Collection entries
━━━━━━━━

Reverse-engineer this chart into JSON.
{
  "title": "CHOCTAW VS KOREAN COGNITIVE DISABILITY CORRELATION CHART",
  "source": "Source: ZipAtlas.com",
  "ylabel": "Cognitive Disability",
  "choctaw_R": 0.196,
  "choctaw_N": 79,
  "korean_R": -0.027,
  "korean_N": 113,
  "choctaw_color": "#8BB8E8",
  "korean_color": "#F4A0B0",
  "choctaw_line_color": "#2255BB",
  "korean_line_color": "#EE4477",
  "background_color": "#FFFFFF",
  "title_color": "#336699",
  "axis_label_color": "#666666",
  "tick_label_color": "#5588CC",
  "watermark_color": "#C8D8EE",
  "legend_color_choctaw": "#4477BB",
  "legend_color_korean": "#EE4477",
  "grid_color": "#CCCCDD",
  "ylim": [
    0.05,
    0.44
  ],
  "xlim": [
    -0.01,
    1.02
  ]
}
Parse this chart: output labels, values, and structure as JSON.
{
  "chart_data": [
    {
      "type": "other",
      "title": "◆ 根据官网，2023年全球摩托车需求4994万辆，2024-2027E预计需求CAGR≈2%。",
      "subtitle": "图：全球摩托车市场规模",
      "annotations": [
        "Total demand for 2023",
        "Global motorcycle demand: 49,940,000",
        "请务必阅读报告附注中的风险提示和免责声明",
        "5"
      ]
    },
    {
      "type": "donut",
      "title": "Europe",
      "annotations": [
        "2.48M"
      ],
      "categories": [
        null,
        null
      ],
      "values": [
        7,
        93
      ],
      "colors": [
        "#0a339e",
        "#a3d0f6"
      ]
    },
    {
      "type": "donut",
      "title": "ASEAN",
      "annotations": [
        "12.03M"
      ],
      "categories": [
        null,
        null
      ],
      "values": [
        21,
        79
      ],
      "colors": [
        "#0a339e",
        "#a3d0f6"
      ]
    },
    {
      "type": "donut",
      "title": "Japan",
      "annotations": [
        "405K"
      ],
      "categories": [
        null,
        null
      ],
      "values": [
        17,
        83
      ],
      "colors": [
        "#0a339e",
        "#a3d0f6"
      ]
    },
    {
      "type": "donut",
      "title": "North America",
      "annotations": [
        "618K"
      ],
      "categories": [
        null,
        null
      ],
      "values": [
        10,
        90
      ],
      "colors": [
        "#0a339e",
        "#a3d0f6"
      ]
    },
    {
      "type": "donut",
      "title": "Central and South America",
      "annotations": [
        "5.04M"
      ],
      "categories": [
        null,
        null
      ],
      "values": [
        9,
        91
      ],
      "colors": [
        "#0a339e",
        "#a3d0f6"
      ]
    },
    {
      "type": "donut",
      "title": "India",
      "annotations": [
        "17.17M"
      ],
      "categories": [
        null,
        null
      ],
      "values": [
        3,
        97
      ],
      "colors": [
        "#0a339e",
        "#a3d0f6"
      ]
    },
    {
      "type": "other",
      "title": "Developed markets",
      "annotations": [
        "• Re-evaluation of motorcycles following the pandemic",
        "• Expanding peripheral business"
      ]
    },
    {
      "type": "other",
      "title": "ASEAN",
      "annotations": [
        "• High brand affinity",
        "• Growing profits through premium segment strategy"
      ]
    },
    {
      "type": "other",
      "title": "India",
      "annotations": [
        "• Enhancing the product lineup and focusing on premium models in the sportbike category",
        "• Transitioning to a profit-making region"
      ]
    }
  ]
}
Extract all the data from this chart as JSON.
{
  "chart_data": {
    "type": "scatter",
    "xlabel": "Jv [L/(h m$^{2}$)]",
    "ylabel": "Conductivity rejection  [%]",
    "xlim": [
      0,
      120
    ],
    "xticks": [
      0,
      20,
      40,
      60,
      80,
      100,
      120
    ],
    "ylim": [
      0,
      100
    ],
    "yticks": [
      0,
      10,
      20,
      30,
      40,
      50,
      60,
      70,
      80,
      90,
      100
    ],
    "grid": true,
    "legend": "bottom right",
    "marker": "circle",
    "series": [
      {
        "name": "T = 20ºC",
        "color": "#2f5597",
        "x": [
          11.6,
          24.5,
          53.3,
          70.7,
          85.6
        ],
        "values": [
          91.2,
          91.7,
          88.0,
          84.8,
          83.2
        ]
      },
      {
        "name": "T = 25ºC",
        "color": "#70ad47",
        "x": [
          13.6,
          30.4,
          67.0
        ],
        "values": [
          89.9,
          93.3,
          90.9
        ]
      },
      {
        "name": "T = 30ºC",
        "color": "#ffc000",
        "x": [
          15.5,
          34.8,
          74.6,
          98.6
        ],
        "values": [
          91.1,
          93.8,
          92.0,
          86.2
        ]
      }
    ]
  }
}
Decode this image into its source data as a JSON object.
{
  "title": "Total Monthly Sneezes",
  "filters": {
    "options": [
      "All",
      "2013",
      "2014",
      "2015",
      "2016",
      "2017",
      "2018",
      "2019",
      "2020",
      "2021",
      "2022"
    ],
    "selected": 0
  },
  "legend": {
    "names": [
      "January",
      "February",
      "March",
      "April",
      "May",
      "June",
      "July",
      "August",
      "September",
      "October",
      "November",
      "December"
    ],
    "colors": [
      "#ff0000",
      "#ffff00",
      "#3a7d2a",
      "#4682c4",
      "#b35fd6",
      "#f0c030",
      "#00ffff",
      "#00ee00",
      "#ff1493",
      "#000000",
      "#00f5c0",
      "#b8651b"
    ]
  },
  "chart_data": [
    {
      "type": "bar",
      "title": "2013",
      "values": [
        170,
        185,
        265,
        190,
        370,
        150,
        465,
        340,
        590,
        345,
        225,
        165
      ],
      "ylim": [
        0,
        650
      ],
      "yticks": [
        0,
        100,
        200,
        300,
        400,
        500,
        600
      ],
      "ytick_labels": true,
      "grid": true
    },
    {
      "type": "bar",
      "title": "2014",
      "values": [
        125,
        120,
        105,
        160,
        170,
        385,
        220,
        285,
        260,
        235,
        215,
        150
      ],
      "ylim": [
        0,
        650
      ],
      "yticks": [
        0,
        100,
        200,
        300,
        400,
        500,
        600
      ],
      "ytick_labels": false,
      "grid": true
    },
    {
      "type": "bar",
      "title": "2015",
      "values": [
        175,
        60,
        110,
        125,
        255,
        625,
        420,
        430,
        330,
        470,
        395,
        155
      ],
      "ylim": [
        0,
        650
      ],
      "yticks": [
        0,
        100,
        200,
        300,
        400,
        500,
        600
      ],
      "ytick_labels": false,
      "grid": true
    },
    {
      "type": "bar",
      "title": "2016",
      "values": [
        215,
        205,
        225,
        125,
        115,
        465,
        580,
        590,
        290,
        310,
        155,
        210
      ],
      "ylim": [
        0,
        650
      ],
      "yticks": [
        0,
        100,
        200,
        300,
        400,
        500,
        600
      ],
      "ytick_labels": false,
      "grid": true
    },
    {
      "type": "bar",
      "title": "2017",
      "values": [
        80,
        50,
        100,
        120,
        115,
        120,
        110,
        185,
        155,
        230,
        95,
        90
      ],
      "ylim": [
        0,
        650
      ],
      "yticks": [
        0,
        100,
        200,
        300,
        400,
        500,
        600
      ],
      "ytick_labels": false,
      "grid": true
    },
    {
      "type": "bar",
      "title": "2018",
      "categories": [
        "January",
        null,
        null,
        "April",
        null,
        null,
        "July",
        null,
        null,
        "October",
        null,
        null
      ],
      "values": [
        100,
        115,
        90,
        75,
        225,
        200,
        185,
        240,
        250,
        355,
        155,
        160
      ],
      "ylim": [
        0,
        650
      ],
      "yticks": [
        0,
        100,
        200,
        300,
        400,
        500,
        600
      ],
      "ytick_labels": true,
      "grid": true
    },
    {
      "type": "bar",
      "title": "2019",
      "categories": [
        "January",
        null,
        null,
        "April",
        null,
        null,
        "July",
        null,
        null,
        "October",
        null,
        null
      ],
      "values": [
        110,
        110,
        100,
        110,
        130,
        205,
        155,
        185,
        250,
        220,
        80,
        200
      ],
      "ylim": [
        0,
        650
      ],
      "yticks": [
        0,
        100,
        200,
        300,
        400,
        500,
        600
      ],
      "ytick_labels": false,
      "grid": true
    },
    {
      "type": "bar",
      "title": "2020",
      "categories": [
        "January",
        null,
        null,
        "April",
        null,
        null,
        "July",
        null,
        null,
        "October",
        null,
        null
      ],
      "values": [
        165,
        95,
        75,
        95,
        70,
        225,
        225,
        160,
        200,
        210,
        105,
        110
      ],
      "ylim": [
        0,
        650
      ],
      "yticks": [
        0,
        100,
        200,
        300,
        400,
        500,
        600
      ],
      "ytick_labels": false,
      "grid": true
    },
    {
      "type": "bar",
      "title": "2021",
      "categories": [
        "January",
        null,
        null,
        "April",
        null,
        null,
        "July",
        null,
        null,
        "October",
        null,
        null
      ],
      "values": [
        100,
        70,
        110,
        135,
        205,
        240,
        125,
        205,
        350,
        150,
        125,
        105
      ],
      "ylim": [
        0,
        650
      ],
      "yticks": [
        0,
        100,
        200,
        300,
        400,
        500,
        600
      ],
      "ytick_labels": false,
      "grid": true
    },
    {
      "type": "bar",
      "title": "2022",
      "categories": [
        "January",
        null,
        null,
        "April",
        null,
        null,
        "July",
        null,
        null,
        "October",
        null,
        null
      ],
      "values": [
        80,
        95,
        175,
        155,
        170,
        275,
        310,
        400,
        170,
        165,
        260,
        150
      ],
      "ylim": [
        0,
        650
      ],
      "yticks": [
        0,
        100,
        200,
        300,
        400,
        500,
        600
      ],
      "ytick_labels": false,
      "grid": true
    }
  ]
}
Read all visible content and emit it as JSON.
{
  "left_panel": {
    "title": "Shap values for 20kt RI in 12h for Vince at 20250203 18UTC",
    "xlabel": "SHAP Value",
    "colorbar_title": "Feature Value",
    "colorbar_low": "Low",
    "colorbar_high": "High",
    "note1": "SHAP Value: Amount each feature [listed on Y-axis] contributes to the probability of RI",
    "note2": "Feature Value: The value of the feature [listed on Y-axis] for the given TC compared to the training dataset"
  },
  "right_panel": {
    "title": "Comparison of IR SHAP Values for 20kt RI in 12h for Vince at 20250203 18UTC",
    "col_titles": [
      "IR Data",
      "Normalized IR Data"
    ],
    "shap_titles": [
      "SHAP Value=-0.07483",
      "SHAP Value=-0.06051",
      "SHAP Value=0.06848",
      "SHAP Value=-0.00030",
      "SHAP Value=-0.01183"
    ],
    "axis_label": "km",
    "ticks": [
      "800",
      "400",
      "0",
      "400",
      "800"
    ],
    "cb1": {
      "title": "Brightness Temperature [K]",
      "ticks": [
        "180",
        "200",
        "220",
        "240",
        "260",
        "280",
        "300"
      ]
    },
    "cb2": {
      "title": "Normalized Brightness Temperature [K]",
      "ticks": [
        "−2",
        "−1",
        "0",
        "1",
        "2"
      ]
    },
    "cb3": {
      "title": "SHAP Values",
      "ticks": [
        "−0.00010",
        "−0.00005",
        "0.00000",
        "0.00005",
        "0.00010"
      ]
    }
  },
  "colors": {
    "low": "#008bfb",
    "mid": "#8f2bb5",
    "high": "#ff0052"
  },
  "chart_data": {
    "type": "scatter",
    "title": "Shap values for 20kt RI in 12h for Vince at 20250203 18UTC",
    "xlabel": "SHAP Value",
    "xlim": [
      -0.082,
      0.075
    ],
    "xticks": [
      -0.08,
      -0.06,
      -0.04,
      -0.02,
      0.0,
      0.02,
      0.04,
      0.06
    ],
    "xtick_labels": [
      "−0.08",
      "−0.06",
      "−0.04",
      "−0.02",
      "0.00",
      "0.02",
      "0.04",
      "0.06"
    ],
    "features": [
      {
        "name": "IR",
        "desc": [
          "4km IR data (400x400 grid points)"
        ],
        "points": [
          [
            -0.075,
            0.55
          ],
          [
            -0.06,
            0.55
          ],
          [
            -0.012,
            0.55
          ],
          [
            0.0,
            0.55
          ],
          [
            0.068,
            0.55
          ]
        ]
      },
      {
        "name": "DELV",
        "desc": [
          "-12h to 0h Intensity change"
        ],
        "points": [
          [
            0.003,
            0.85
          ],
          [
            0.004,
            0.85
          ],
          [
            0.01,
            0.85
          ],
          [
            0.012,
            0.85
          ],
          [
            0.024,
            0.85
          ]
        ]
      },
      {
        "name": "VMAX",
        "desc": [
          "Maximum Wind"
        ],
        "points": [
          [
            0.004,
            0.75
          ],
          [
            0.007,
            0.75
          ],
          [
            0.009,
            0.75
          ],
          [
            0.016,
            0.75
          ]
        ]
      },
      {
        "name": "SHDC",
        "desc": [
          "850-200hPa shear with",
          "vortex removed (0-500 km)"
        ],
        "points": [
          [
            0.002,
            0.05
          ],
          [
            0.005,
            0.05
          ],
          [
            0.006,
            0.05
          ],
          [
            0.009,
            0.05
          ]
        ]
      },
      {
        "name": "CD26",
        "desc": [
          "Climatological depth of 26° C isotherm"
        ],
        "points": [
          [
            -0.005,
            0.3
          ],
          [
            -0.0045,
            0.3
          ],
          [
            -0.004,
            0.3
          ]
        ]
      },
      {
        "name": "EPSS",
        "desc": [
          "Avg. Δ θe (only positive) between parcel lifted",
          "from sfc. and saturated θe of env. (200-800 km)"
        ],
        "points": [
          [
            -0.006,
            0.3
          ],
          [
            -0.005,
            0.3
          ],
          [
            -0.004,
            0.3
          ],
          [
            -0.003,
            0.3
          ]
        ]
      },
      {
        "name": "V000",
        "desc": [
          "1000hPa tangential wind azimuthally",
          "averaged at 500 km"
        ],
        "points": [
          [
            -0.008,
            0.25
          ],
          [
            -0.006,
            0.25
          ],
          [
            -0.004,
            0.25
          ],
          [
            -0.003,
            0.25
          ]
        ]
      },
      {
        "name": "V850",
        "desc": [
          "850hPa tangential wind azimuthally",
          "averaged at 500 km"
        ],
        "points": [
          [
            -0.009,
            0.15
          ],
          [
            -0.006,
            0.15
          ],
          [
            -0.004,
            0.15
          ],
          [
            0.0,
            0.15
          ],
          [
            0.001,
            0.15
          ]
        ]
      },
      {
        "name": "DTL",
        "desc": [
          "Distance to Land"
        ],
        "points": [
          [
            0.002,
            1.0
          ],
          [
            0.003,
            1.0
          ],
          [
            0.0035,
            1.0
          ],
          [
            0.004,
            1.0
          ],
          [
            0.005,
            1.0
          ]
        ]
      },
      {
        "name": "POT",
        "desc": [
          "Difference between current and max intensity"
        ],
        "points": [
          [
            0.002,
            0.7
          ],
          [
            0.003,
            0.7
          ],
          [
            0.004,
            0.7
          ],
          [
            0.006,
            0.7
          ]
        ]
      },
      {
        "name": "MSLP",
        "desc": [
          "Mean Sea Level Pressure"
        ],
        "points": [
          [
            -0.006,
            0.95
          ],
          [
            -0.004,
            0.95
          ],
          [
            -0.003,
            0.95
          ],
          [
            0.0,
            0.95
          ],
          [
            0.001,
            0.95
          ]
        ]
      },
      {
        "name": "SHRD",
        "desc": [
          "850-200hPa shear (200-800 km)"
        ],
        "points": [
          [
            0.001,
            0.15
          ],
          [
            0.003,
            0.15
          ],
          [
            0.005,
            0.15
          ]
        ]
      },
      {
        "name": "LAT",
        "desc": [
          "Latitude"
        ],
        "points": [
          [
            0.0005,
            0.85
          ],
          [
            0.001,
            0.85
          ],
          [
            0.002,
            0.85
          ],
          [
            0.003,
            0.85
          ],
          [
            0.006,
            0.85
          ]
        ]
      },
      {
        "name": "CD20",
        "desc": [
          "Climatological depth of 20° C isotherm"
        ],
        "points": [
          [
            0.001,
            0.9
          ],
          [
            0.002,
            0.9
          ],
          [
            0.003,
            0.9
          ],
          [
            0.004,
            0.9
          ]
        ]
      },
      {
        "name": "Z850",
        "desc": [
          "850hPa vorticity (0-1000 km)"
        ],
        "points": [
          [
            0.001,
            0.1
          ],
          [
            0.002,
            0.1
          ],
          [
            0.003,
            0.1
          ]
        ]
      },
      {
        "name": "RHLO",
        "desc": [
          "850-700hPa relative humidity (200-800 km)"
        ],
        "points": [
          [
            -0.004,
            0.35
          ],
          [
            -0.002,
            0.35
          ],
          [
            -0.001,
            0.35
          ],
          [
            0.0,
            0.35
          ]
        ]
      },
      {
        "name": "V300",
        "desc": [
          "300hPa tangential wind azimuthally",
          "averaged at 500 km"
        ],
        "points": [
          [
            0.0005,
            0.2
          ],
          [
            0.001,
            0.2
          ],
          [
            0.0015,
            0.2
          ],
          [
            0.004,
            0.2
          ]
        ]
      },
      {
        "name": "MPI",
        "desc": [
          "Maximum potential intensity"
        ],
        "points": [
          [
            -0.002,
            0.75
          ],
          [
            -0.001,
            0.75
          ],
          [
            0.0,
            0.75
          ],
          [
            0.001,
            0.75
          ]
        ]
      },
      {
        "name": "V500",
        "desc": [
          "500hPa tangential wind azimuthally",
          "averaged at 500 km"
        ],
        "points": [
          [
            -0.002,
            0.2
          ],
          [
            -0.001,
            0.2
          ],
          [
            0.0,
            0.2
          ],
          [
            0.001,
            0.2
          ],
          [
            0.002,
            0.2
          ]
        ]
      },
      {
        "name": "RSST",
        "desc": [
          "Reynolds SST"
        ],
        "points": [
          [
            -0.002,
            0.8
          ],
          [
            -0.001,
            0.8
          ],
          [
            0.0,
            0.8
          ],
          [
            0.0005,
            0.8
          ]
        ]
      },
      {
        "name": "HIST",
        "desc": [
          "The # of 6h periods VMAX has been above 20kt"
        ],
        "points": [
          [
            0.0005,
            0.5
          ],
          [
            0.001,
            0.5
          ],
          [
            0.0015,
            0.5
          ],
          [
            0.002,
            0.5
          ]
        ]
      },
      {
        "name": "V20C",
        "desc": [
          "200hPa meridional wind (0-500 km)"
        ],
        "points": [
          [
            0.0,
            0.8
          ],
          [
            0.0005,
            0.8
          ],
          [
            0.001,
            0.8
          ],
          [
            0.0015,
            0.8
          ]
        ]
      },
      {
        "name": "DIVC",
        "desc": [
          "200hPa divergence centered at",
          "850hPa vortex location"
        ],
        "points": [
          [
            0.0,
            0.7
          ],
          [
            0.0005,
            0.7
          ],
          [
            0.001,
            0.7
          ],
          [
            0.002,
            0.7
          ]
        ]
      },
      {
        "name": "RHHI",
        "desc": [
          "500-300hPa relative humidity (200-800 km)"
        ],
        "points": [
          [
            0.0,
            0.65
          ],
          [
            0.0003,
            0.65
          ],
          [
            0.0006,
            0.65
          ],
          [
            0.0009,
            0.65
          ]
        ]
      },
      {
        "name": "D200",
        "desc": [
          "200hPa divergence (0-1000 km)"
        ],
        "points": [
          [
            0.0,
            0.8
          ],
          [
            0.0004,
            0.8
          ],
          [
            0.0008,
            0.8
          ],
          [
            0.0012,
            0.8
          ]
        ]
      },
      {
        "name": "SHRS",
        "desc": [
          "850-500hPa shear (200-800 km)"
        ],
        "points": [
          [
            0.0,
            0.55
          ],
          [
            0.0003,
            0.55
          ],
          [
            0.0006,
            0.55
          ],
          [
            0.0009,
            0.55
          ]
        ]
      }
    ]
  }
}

━━━━━━━━

▶ **TASK STATEMENT**
Copy each line of the records that contains the word "depth".

▶ **SOLUTION TO THIS EXERCISE**
          "Climatological depth of 26° C isotherm"
          "Climatological depth of 20° C isotherm"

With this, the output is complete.